>> START
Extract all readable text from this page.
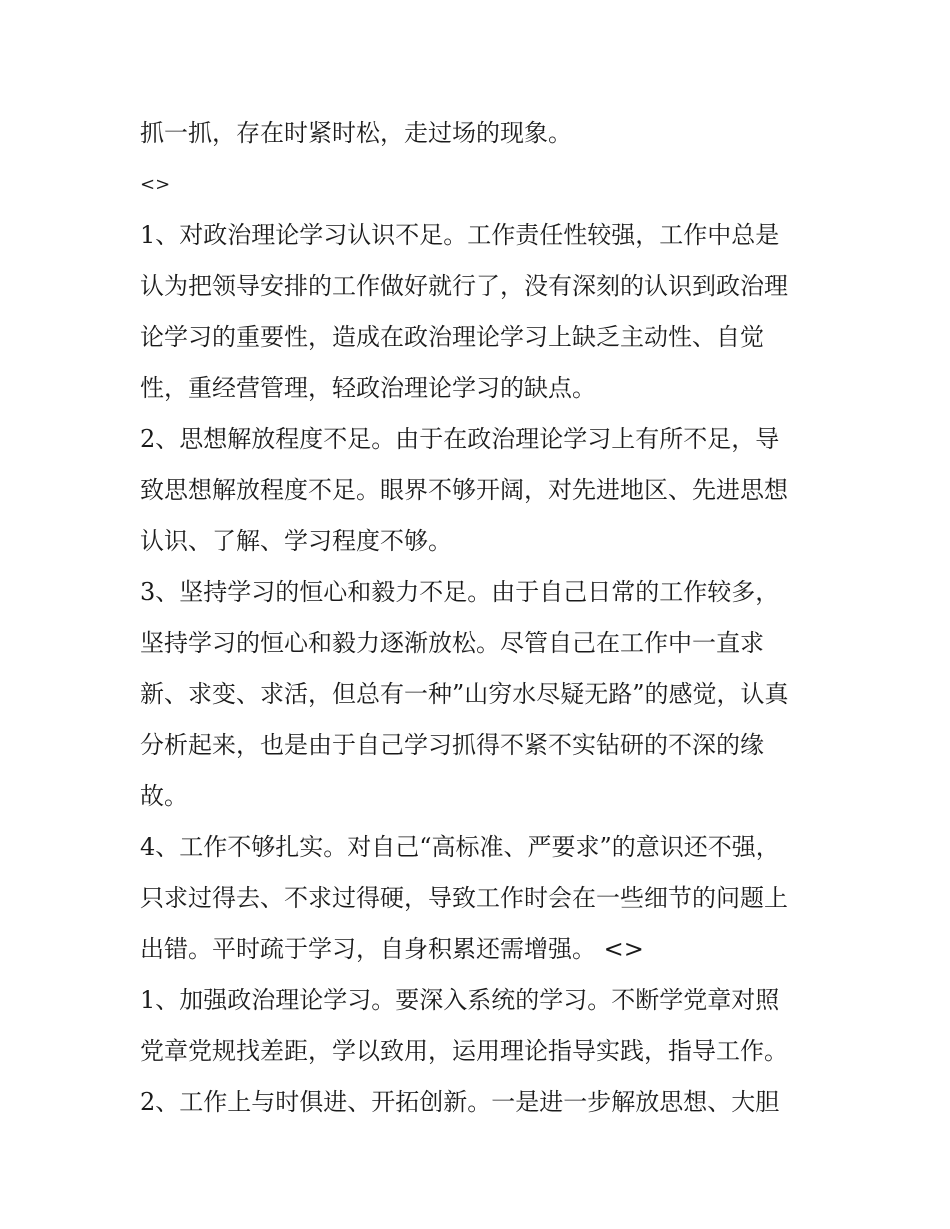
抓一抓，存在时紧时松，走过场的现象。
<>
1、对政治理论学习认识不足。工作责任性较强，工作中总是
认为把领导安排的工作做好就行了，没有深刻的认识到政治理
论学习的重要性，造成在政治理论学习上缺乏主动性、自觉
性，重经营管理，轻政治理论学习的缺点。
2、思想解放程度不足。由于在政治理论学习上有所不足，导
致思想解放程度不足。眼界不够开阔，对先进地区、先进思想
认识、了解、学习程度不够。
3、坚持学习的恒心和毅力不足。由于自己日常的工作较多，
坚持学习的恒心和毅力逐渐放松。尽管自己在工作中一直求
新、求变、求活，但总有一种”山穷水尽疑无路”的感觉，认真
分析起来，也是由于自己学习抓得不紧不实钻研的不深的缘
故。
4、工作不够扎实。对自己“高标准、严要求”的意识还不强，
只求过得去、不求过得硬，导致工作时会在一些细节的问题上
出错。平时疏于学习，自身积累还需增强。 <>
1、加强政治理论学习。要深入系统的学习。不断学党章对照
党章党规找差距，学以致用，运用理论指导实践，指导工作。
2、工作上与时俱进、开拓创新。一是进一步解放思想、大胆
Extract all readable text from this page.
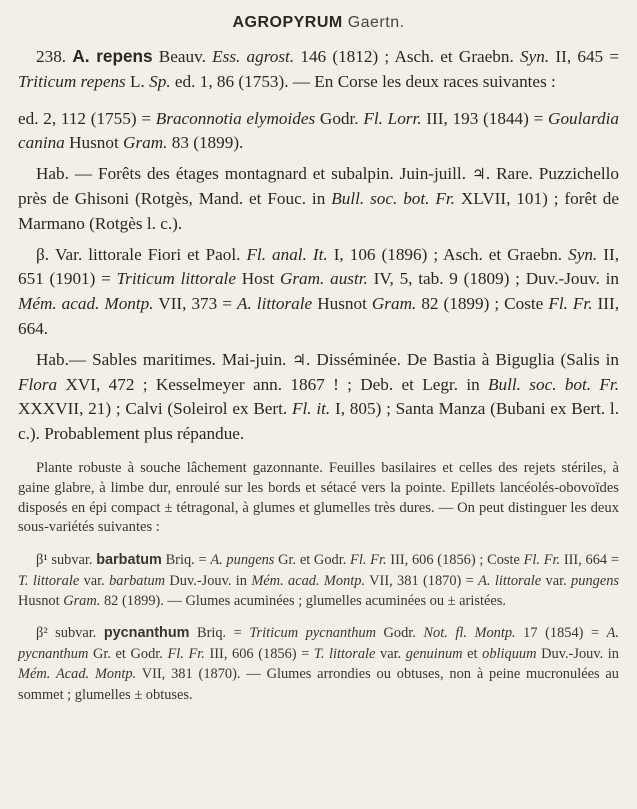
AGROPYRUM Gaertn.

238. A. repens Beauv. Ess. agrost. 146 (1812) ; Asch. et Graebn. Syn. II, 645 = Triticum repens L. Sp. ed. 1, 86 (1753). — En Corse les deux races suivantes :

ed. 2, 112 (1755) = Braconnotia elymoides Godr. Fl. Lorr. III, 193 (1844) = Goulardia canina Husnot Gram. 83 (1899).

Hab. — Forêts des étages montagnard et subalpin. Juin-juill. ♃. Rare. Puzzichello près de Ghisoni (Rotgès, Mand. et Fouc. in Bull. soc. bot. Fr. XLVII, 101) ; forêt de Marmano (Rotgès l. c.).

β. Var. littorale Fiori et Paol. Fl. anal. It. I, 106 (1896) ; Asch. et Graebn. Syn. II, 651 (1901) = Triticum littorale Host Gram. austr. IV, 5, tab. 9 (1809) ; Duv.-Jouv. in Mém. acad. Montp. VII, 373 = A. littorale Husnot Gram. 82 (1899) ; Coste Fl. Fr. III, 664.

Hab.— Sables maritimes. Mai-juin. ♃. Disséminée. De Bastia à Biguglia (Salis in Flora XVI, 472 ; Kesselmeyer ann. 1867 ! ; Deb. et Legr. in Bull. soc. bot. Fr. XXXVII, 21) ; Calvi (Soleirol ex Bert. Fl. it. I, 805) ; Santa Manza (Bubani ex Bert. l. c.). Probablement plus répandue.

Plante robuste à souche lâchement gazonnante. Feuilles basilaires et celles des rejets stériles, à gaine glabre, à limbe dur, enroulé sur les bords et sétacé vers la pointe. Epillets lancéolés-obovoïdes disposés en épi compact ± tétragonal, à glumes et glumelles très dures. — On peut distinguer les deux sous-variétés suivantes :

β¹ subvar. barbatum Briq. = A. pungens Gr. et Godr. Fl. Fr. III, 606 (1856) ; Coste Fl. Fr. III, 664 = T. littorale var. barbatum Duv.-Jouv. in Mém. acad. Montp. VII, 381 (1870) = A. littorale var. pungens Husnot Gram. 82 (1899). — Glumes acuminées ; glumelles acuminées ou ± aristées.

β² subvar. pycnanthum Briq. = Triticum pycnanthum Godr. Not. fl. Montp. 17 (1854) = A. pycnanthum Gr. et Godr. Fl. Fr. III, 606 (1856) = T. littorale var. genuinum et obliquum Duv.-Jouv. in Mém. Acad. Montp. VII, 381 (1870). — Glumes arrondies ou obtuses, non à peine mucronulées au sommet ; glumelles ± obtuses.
>> END
> Written request
Copy out the lines in which the string "Jouv" appears.

> Output of the exercise
β. Var. littorale Fiori et Paol. Fl. anal. It. I, 106 (1896) ; Asch. et Graebn. Syn. II, 651 (1901) = Triticum littorale Host Gram. austr. IV, 5, tab. 9 (1809) ; Duv.-Jouv. in Mém. acad. Montp. VII, 373 = A. littorale Husnot Gram. 82 (1899) ; Coste Fl. Fr. III, 664.
β¹ subvar. barbatum Briq. = A. pungens Gr. et Godr. Fl. Fr. III, 606 (1856) ; Coste Fl. Fr. III, 664 = T. littorale var. barbatum Duv.-Jouv. in Mém. acad. Montp. VII, 381 (1870) = A. littorale var. pungens Husnot Gram. 82 (1899). — Glumes acuminées ; glumelles acuminées ou ± aristées.
β² subvar. pycnanthum Briq. = Triticum pycnanthum Godr. Not. fl. Montp. 17 (1854) = A. pycnanthum Gr. et Godr. Fl. Fr. III, 606 (1856) = T. littorale var. genuinum et obliquum Duv.-Jouv. in Mém. Acad. Montp. VII, 381 (1870). — Glumes arrondies ou obtuses, non à peine mucronulées au sommet ; glumelles ± obtuses.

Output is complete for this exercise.